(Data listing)
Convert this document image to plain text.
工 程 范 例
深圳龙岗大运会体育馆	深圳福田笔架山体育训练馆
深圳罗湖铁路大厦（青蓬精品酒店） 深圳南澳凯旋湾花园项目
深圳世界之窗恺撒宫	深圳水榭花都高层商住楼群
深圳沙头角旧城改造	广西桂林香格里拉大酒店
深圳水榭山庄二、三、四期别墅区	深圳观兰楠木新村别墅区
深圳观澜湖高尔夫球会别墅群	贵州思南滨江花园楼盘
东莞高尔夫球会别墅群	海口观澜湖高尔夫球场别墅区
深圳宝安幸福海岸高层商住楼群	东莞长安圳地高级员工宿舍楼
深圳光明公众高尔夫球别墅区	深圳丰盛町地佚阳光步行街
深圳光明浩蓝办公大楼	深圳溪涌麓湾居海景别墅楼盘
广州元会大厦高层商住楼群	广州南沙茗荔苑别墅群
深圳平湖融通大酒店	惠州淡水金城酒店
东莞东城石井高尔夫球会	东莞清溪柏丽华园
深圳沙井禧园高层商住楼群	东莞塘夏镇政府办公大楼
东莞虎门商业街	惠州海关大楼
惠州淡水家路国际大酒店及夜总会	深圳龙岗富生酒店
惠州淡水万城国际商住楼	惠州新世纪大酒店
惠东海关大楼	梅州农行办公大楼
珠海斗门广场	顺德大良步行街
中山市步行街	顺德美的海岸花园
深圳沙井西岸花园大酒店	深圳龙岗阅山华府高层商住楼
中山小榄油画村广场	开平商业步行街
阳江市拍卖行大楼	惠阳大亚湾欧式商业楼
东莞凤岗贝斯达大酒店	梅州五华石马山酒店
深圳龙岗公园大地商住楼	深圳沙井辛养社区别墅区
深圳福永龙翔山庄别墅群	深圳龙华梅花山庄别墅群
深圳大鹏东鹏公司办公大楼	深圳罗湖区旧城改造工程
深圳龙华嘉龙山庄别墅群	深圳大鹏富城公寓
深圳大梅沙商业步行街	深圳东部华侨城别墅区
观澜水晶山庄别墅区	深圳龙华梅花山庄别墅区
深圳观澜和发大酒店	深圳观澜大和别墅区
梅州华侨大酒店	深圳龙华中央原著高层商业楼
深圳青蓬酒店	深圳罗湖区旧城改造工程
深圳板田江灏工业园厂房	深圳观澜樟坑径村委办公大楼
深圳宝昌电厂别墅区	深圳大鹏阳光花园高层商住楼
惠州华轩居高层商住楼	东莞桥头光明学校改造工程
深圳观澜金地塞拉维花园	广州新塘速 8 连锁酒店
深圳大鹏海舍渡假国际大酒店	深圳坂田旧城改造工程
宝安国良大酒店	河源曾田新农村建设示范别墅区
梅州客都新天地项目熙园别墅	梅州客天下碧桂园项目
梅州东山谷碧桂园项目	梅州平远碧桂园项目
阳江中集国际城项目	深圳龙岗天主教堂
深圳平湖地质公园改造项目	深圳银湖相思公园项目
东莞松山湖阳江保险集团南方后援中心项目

__PROBLEM STATEMENT__. Using the listing above, pick out each line that contains the word "深圳罗湖区旧城改造工程", then copy it.

__OUTPUT OF THE TASK__.
深圳大鹏东鹏公司办公大楼	深圳罗湖区旧城改造工程
深圳青蓬酒店	深圳罗湖区旧城改造工程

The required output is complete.